# Information supplied start

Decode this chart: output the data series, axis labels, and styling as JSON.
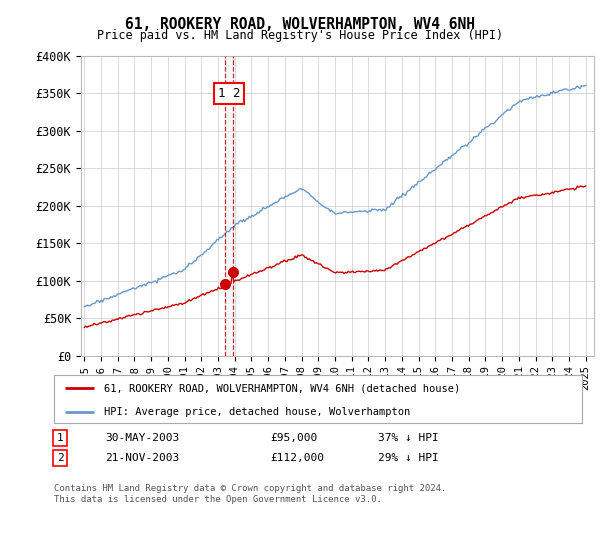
{
  "title": "61, ROOKERY ROAD, WOLVERHAMPTON, WV4 6NH",
  "subtitle": "Price paid vs. HM Land Registry's House Price Index (HPI)",
  "ylim": [
    0,
    400000
  ],
  "yticks": [
    0,
    50000,
    100000,
    150000,
    200000,
    250000,
    300000,
    350000,
    400000
  ],
  "ytick_labels": [
    "£0",
    "£50K",
    "£100K",
    "£150K",
    "£200K",
    "£250K",
    "£300K",
    "£350K",
    "£400K"
  ],
  "red_line_label": "61, ROOKERY ROAD, WOLVERHAMPTON, WV4 6NH (detached house)",
  "blue_line_label": "HPI: Average price, detached house, Wolverhampton",
  "purchase1_date": "30-MAY-2003",
  "purchase1_price": "£95,000",
  "purchase1_hpi": "37% ↓ HPI",
  "purchase1_year": 2003.41,
  "purchase1_value": 95000,
  "purchase2_date": "21-NOV-2003",
  "purchase2_price": "£112,000",
  "purchase2_hpi": "29% ↓ HPI",
  "purchase2_year": 2003.89,
  "purchase2_value": 112000,
  "footer": "Contains HM Land Registry data © Crown copyright and database right 2024.\nThis data is licensed under the Open Government Licence v3.0.",
  "background_color": "#ffffff",
  "grid_color": "#cccccc",
  "red_color": "#cc0000",
  "blue_color": "#6699cc",
  "shade_color": "#ddeeff"
}
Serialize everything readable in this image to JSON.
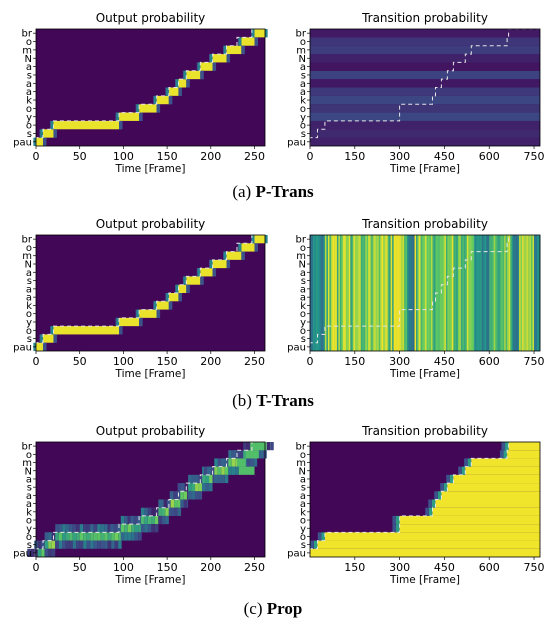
{
  "figure": {
    "colormap": [
      "#440154",
      "#3b528b",
      "#21918c",
      "#5ec962",
      "#fde725"
    ],
    "dashed_line_color": "#e6e6e6",
    "captions": [
      {
        "prefix": "(a) ",
        "bold": "P-Trans"
      },
      {
        "prefix": "(b) ",
        "bold": "T-Trans"
      },
      {
        "prefix": "(c) ",
        "bold": "Prop"
      }
    ]
  },
  "chart_data": [
    {
      "type": "heatmap",
      "panel": "a-left",
      "title": "Output probability",
      "xlabel": "Time [Frame]",
      "x_ticks": [
        0,
        50,
        100,
        150,
        200,
        250
      ],
      "xlim": [
        0,
        262
      ],
      "y_tick_labels": [
        "pau",
        "s",
        "o",
        "y",
        "o",
        "k",
        "a",
        "a",
        "s",
        "a",
        "N",
        "m",
        "o",
        "br"
      ],
      "highlight_segments": [
        [
          0,
          8
        ],
        [
          8,
          20
        ],
        [
          20,
          95
        ],
        [
          95,
          118
        ],
        [
          118,
          138
        ],
        [
          138,
          152
        ],
        [
          152,
          163
        ],
        [
          163,
          172
        ],
        [
          172,
          188
        ],
        [
          188,
          202
        ],
        [
          202,
          218
        ],
        [
          218,
          235
        ],
        [
          235,
          250
        ],
        [
          250,
          262
        ]
      ],
      "alignment_path": [
        [
          0,
          8
        ],
        [
          8,
          20
        ],
        [
          20,
          95
        ],
        [
          95,
          118
        ],
        [
          118,
          138
        ],
        [
          138,
          152
        ],
        [
          152,
          163
        ],
        [
          163,
          172
        ],
        [
          172,
          188
        ],
        [
          188,
          202
        ],
        [
          202,
          218
        ],
        [
          218,
          230
        ],
        [
          230,
          247
        ],
        [
          247,
          262
        ]
      ]
    },
    {
      "type": "heatmap",
      "panel": "a-right",
      "title": "Transition probability",
      "xlabel": "Time [Frame]",
      "x_ticks": [
        0,
        150,
        300,
        450,
        600,
        750
      ],
      "xlim": [
        0,
        770
      ],
      "y_tick_labels": [
        "pau",
        "s",
        "o",
        "y",
        "o",
        "k",
        "a",
        "a",
        "s",
        "a",
        "N",
        "m",
        "o",
        "br"
      ],
      "pattern": "row_bands",
      "alignment_path": [
        [
          0,
          25
        ],
        [
          25,
          50
        ],
        [
          50,
          300
        ],
        [
          300,
          300
        ],
        [
          300,
          410
        ],
        [
          410,
          420
        ],
        [
          420,
          440
        ],
        [
          440,
          460
        ],
        [
          460,
          480
        ],
        [
          480,
          520
        ],
        [
          520,
          540
        ],
        [
          540,
          660
        ],
        [
          660,
          665
        ],
        [
          665,
          770
        ]
      ]
    },
    {
      "type": "heatmap",
      "panel": "b-left",
      "title": "Output probability",
      "xlabel": "Time [Frame]",
      "x_ticks": [
        0,
        50,
        100,
        150,
        200,
        250
      ],
      "xlim": [
        0,
        262
      ],
      "y_tick_labels": [
        "pau",
        "s",
        "o",
        "y",
        "o",
        "k",
        "a",
        "a",
        "s",
        "a",
        "N",
        "m",
        "o",
        "br"
      ],
      "highlight_segments": [
        [
          0,
          8
        ],
        [
          8,
          20
        ],
        [
          20,
          95
        ],
        [
          95,
          118
        ],
        [
          118,
          138
        ],
        [
          138,
          152
        ],
        [
          152,
          163
        ],
        [
          163,
          172
        ],
        [
          172,
          188
        ],
        [
          188,
          202
        ],
        [
          202,
          218
        ],
        [
          218,
          235
        ],
        [
          235,
          250
        ],
        [
          250,
          262
        ]
      ],
      "alignment_path": [
        [
          0,
          8
        ],
        [
          8,
          20
        ],
        [
          20,
          95
        ],
        [
          95,
          118
        ],
        [
          118,
          138
        ],
        [
          138,
          152
        ],
        [
          152,
          163
        ],
        [
          163,
          172
        ],
        [
          172,
          188
        ],
        [
          188,
          202
        ],
        [
          202,
          218
        ],
        [
          218,
          230
        ],
        [
          230,
          247
        ],
        [
          247,
          262
        ]
      ]
    },
    {
      "type": "heatmap",
      "panel": "b-right",
      "title": "Transition probability",
      "xlabel": "Time [Frame]",
      "x_ticks": [
        0,
        150,
        300,
        450,
        600,
        750
      ],
      "xlim": [
        0,
        770
      ],
      "y_tick_labels": [
        "pau",
        "s",
        "o",
        "y",
        "o",
        "k",
        "a",
        "a",
        "s",
        "a",
        "N",
        "m",
        "o",
        "br"
      ],
      "pattern": "column_stripes",
      "alignment_path": [
        [
          0,
          25
        ],
        [
          25,
          50
        ],
        [
          50,
          300
        ],
        [
          300,
          300
        ],
        [
          300,
          410
        ],
        [
          410,
          420
        ],
        [
          420,
          440
        ],
        [
          440,
          460
        ],
        [
          460,
          480
        ],
        [
          480,
          520
        ],
        [
          520,
          540
        ],
        [
          540,
          660
        ],
        [
          660,
          665
        ],
        [
          665,
          770
        ]
      ]
    },
    {
      "type": "heatmap",
      "panel": "c-left",
      "title": "Output probability",
      "xlabel": "Time [Frame]",
      "x_ticks": [
        0,
        50,
        100,
        150,
        200,
        250
      ],
      "xlim": [
        0,
        262
      ],
      "y_tick_labels": [
        "pau",
        "s",
        "o",
        "y",
        "o",
        "k",
        "a",
        "a",
        "s",
        "a",
        "N",
        "m",
        "o",
        "br"
      ],
      "pattern": "diffuse",
      "highlight_segments": [
        [
          0,
          8
        ],
        [
          8,
          20
        ],
        [
          20,
          95
        ],
        [
          95,
          118
        ],
        [
          118,
          138
        ],
        [
          138,
          152
        ],
        [
          152,
          163
        ],
        [
          163,
          172
        ],
        [
          172,
          188
        ],
        [
          188,
          202
        ],
        [
          202,
          218
        ],
        [
          218,
          235
        ],
        [
          235,
          250
        ],
        [
          250,
          262
        ]
      ],
      "alignment_path": [
        [
          0,
          8
        ],
        [
          8,
          20
        ],
        [
          20,
          95
        ],
        [
          95,
          118
        ],
        [
          118,
          138
        ],
        [
          138,
          152
        ],
        [
          152,
          163
        ],
        [
          163,
          172
        ],
        [
          172,
          188
        ],
        [
          188,
          202
        ],
        [
          202,
          218
        ],
        [
          218,
          230
        ],
        [
          230,
          247
        ],
        [
          247,
          262
        ]
      ]
    },
    {
      "type": "heatmap",
      "panel": "c-right",
      "title": "Transition probability",
      "xlabel": "Time [Frame]",
      "x_ticks": [
        150,
        300,
        450,
        600,
        750
      ],
      "xlim": [
        0,
        770
      ],
      "y_tick_labels": [
        "pau",
        "s",
        "o",
        "y",
        "o",
        "k",
        "a",
        "a",
        "s",
        "a",
        "N",
        "m",
        "o",
        "br"
      ],
      "pattern": "staircase_fill",
      "alignment_path": [
        [
          0,
          25
        ],
        [
          25,
          50
        ],
        [
          50,
          300
        ],
        [
          300,
          300
        ],
        [
          300,
          410
        ],
        [
          410,
          420
        ],
        [
          420,
          440
        ],
        [
          440,
          460
        ],
        [
          460,
          480
        ],
        [
          480,
          520
        ],
        [
          520,
          540
        ],
        [
          540,
          660
        ],
        [
          660,
          665
        ],
        [
          665,
          770
        ]
      ]
    }
  ]
}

# Information supplied end

> Do this
Filter lines by "Registry" and return each hit.

> Exercise answer
  "subtitle": "Price paid vs. HM Land Registry's House Price Index (HPI)",
  "footer": "Contains HM Land Registry data © Crown copyright and database right 2024.\nThis data is licensed under the Open Government Licence v3.0.",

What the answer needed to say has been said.